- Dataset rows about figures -
>> START

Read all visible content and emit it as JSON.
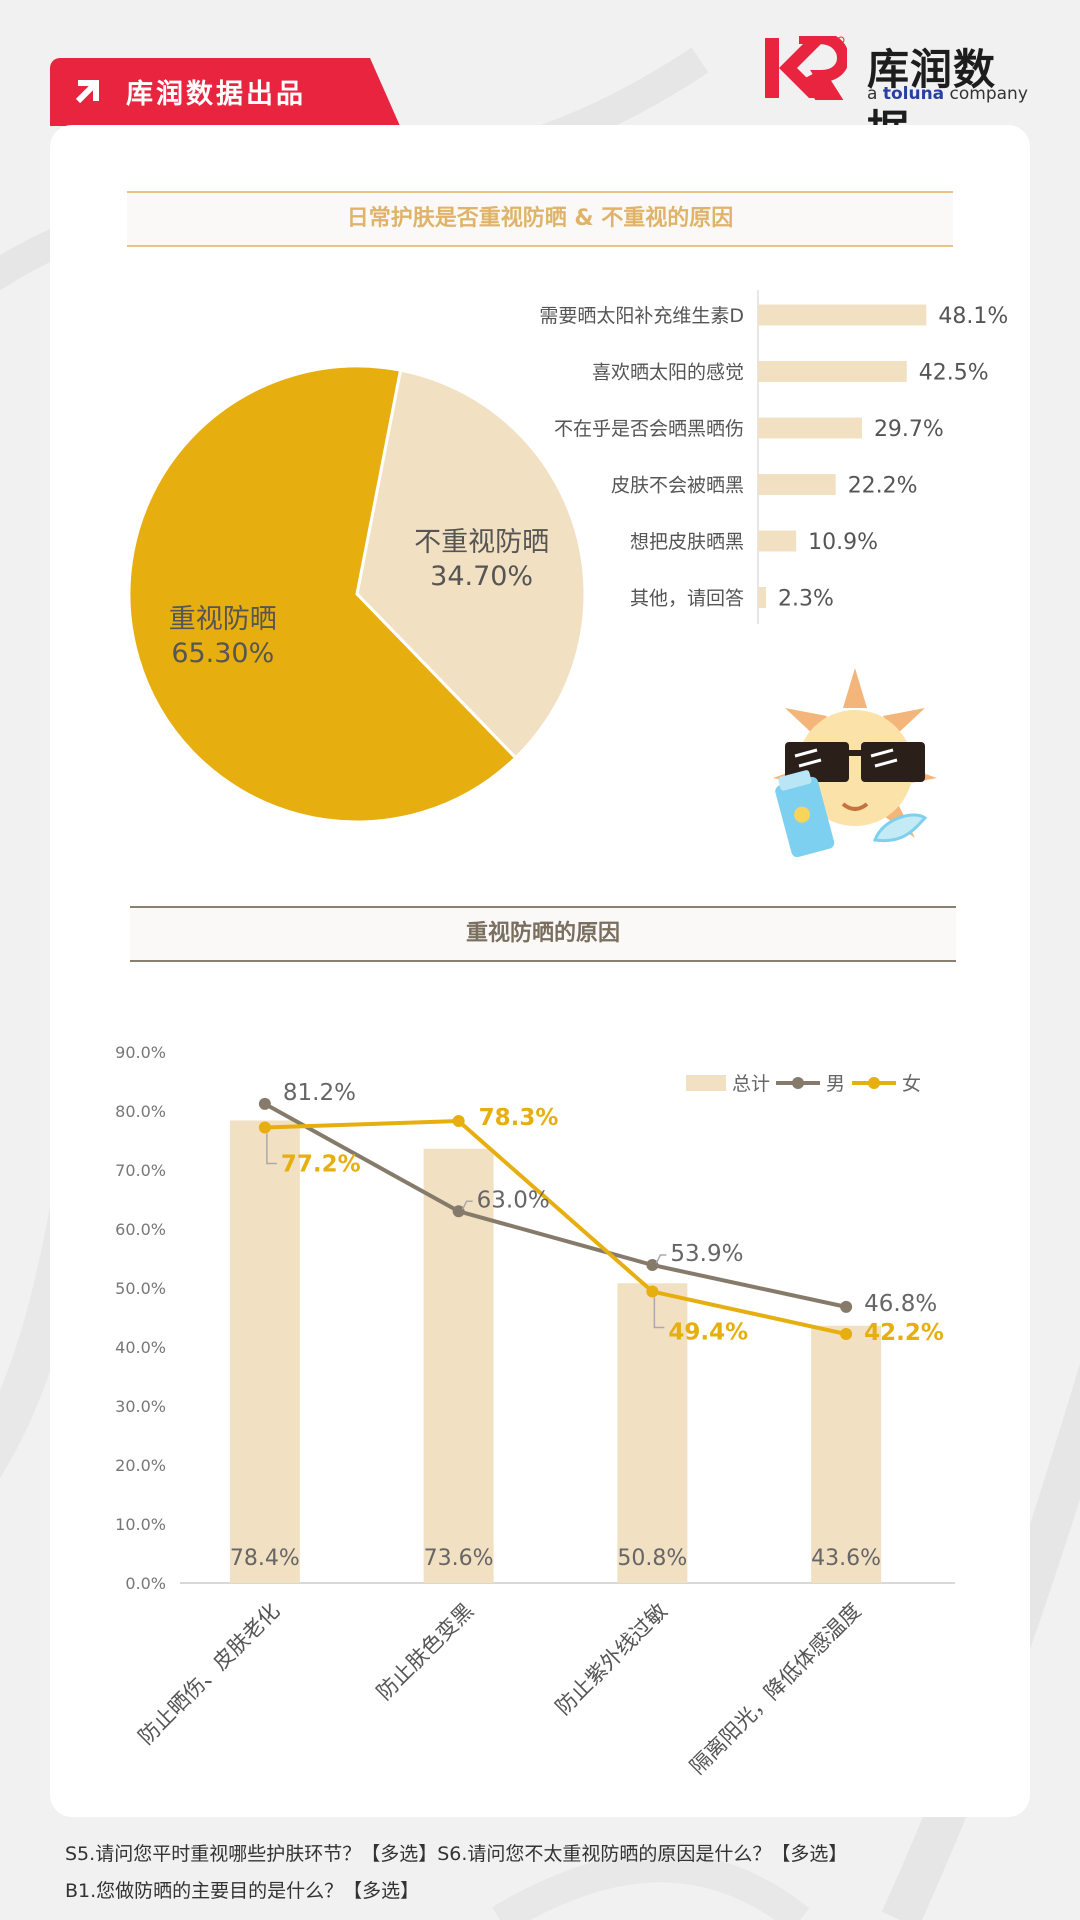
{
  "brand": {
    "tag_label": "库润数据出品",
    "logo_cn": "库润数据",
    "logo_en_prefix": "a ",
    "logo_en_brand": "toluna",
    "logo_en_suffix": " company"
  },
  "sections": {
    "top_title": "日常护肤是否重视防晒 & 不重视的原因",
    "bottom_title": "重视防晒的原因"
  },
  "footer": {
    "line1": "S5.请问您平时重视哪些护肤环节？【多选】S6.请问您不太重视防晒的原因是什么？【多选】",
    "line2": "B1.您做防晒的主要目的是什么？【多选】"
  },
  "colors": {
    "gold": "#e6ae0f",
    "beige": "#f2e0c2",
    "gray": "#867b6b",
    "red": "#e8243f"
  },
  "chart_data": [
    {
      "type": "pie",
      "slices": [
        {
          "label": "不重视防晒",
          "value": 34.7,
          "value_label": "34.70%",
          "color": "#f2e0c2"
        },
        {
          "label": "重视防晒",
          "value": 65.3,
          "value_label": "65.30%",
          "color": "#e6ae0f"
        }
      ]
    },
    {
      "type": "bar",
      "orientation": "horizontal",
      "categories": [
        "需要晒太阳补充维生素D",
        "喜欢晒太阳的感觉",
        "不在乎是否会晒黑晒伤",
        "皮肤不会被晒黑",
        "想把皮肤晒黑",
        "其他，请回答"
      ],
      "values": [
        48.1,
        42.5,
        29.7,
        22.2,
        10.9,
        2.3
      ],
      "value_labels": [
        "48.1%",
        "42.5%",
        "29.7%",
        "22.2%",
        "10.9%",
        "2.3%"
      ],
      "xlim": [
        0,
        50
      ]
    },
    {
      "type": "bar",
      "categories": [
        "防止晒伤、皮肤老化",
        "防止肤色变黑",
        "防止紫外线过敏",
        "隔离阳光，降低体感温度"
      ],
      "series": [
        {
          "name": "总计",
          "kind": "bar",
          "values": [
            78.4,
            73.6,
            50.8,
            43.6
          ],
          "labels": [
            "78.4%",
            "73.6%",
            "50.8%",
            "43.6%"
          ]
        },
        {
          "name": "男",
          "kind": "line",
          "values": [
            81.2,
            63.0,
            53.9,
            46.8
          ],
          "labels": [
            "81.2%",
            "63.0%",
            "53.9%",
            "46.8%"
          ]
        },
        {
          "name": "女",
          "kind": "line",
          "values": [
            77.2,
            78.3,
            49.4,
            42.2
          ],
          "labels": [
            "77.2%",
            "78.3%",
            "49.4%",
            "42.2%"
          ]
        }
      ],
      "ylim": [
        0,
        90
      ],
      "yticks": [
        "0.0%",
        "10.0%",
        "20.0%",
        "30.0%",
        "40.0%",
        "50.0%",
        "60.0%",
        "70.0%",
        "80.0%",
        "90.0%"
      ],
      "legend_position": "top-right"
    }
  ]
}
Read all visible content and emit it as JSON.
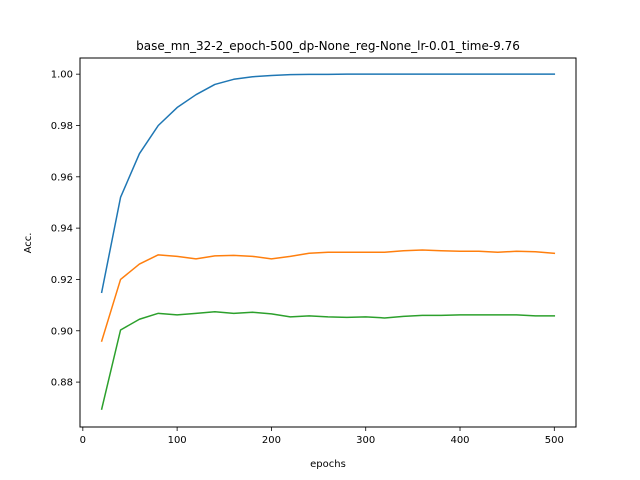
{
  "chart_data": {
    "type": "line",
    "title": "base_mn_32-2_epoch-500_dp-None_reg-None_lr-0.01_time-9.76",
    "xlabel": "epochs",
    "ylabel": "Acc.",
    "xlim": [
      -3,
      523
    ],
    "ylim": [
      0.8625,
      1.0063
    ],
    "xticks": [
      0,
      100,
      200,
      300,
      400,
      500
    ],
    "xtick_labels": [
      "0",
      "100",
      "200",
      "300",
      "400",
      "500"
    ],
    "yticks": [
      0.88,
      0.9,
      0.92,
      0.94,
      0.96,
      0.98,
      1.0
    ],
    "ytick_labels": [
      "0.88",
      "0.90",
      "0.92",
      "0.94",
      "0.96",
      "0.98",
      "1.00"
    ],
    "grid": false,
    "legend": "none",
    "x": [
      20,
      40,
      60,
      80,
      100,
      120,
      140,
      160,
      180,
      200,
      220,
      240,
      260,
      280,
      300,
      320,
      340,
      360,
      380,
      400,
      420,
      440,
      460,
      480,
      500
    ],
    "series": [
      {
        "color": "#1f77b4",
        "values": [
          0.915,
          0.952,
          0.969,
          0.98,
          0.987,
          0.992,
          0.996,
          0.998,
          0.999,
          0.9995,
          0.9998,
          0.9999,
          0.9999,
          1.0,
          1.0,
          1.0,
          1.0,
          1.0,
          1.0,
          1.0,
          1.0,
          1.0,
          1.0,
          1.0,
          1.0
        ]
      },
      {
        "color": "#ff7f0e",
        "values": [
          0.896,
          0.92,
          0.926,
          0.9296,
          0.929,
          0.928,
          0.9292,
          0.9294,
          0.929,
          0.928,
          0.929,
          0.9302,
          0.9306,
          0.9306,
          0.9306,
          0.9306,
          0.9312,
          0.9315,
          0.9312,
          0.931,
          0.931,
          0.9306,
          0.931,
          0.9308,
          0.9302
        ]
      },
      {
        "color": "#2ca02c",
        "values": [
          0.8695,
          0.9003,
          0.9045,
          0.9068,
          0.9062,
          0.9068,
          0.9074,
          0.9068,
          0.9072,
          0.9066,
          0.9054,
          0.9058,
          0.9054,
          0.9052,
          0.9054,
          0.905,
          0.9056,
          0.906,
          0.906,
          0.9062,
          0.9062,
          0.9062,
          0.9062,
          0.9058,
          0.9058
        ]
      }
    ]
  }
}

>> END

Output an exact copy of the material, with the pictures removed.

Read all visible content and emit it as JSON.
{
  "brand": {
    "tag_label": "库润数据出品",
    "logo_cn": "库润数据",
    "logo_en_prefix": "a ",
    "logo_en_brand": "toluna",
    "logo_en_suffix": " company"
  },
  "sections": {
    "top_title": "日常护肤是否重视防晒 & 不重视的原因",
    "bottom_title": "重视防晒的原因"
  },
  "footer": {
    "line1": "S5.请问您平时重视哪些护肤环节？【多选】S6.请问您不太重视防晒的原因是什么？【多选】",
    "line2": "B1.您做防晒的主要目的是什么？【多选】"
  },
  "colors": {
    "gold": "#e6ae0f",
    "beige": "#f2e0c2",
    "gray": "#867b6b",
    "red": "#e8243f"
  },
  "chart_data": [
    {
      "type": "pie",
      "slices": [
        {
          "label": "不重视防晒",
          "value": 34.7,
          "value_label": "34.70%",
          "color": "#f2e0c2"
        },
        {
          "label": "重视防晒",
          "value": 65.3,
          "value_label": "65.30%",
          "color": "#e6ae0f"
        }
      ]
    },
    {
      "type": "bar",
      "orientation": "horizontal",
      "categories": [
        "需要晒太阳补充维生素D",
        "喜欢晒太阳的感觉",
        "不在乎是否会晒黑晒伤",
        "皮肤不会被晒黑",
        "想把皮肤晒黑",
        "其他，请回答"
      ],
      "values": [
        48.1,
        42.5,
        29.7,
        22.2,
        10.9,
        2.3
      ],
      "value_labels": [
        "48.1%",
        "42.5%",
        "29.7%",
        "22.2%",
        "10.9%",
        "2.3%"
      ],
      "xlim": [
        0,
        50
      ]
    },
    {
      "type": "bar",
      "categories": [
        "防止晒伤、皮肤老化",
        "防止肤色变黑",
        "防止紫外线过敏",
        "隔离阳光，降低体感温度"
      ],
      "series": [
        {
          "name": "总计",
          "kind": "bar",
          "values": [
            78.4,
            73.6,
            50.8,
            43.6
          ],
          "labels": [
            "78.4%",
            "73.6%",
            "50.8%",
            "43.6%"
          ]
        },
        {
          "name": "男",
          "kind": "line",
          "values": [
            81.2,
            63.0,
            53.9,
            46.8
          ],
          "labels": [
            "81.2%",
            "63.0%",
            "53.9%",
            "46.8%"
          ]
        },
        {
          "name": "女",
          "kind": "line",
          "values": [
            77.2,
            78.3,
            49.4,
            42.2
          ],
          "labels": [
            "77.2%",
            "78.3%",
            "49.4%",
            "42.2%"
          ]
        }
      ],
      "ylim": [
        0,
        90
      ],
      "yticks": [
        "0.0%",
        "10.0%",
        "20.0%",
        "30.0%",
        "40.0%",
        "50.0%",
        "60.0%",
        "70.0%",
        "80.0%",
        "90.0%"
      ],
      "legend_position": "top-right"
    }
  ]
}
Read all visible content and emit it as JSON.
{
  "chart_data": {
    "type": "line",
    "title": "base_mn_32-2_epoch-500_dp-None_reg-None_lr-0.01_time-9.76",
    "xlabel": "epochs",
    "ylabel": "Acc.",
    "xlim": [
      -3,
      523
    ],
    "ylim": [
      0.8625,
      1.0063
    ],
    "xticks": [
      0,
      100,
      200,
      300,
      400,
      500
    ],
    "xtick_labels": [
      "0",
      "100",
      "200",
      "300",
      "400",
      "500"
    ],
    "yticks": [
      0.88,
      0.9,
      0.92,
      0.94,
      0.96,
      0.98,
      1.0
    ],
    "ytick_labels": [
      "0.88",
      "0.90",
      "0.92",
      "0.94",
      "0.96",
      "0.98",
      "1.00"
    ],
    "grid": false,
    "legend": "none",
    "x": [
      20,
      40,
      60,
      80,
      100,
      120,
      140,
      160,
      180,
      200,
      220,
      240,
      260,
      280,
      300,
      320,
      340,
      360,
      380,
      400,
      420,
      440,
      460,
      480,
      500
    ],
    "series": [
      {
        "color": "#1f77b4",
        "values": [
          0.915,
          0.952,
          0.969,
          0.98,
          0.987,
          0.992,
          0.996,
          0.998,
          0.999,
          0.9995,
          0.9998,
          0.9999,
          0.9999,
          1.0,
          1.0,
          1.0,
          1.0,
          1.0,
          1.0,
          1.0,
          1.0,
          1.0,
          1.0,
          1.0,
          1.0
        ]
      },
      {
        "color": "#ff7f0e",
        "values": [
          0.896,
          0.92,
          0.926,
          0.9296,
          0.929,
          0.928,
          0.9292,
          0.9294,
          0.929,
          0.928,
          0.929,
          0.9302,
          0.9306,
          0.9306,
          0.9306,
          0.9306,
          0.9312,
          0.9315,
          0.9312,
          0.931,
          0.931,
          0.9306,
          0.931,
          0.9308,
          0.9302
        ]
      },
      {
        "color": "#2ca02c",
        "values": [
          0.8695,
          0.9003,
          0.9045,
          0.9068,
          0.9062,
          0.9068,
          0.9074,
          0.9068,
          0.9072,
          0.9066,
          0.9054,
          0.9058,
          0.9054,
          0.9052,
          0.9054,
          0.905,
          0.9056,
          0.906,
          0.906,
          0.9062,
          0.9062,
          0.9062,
          0.9062,
          0.9058,
          0.9058
        ]
      }
    ]
  }
}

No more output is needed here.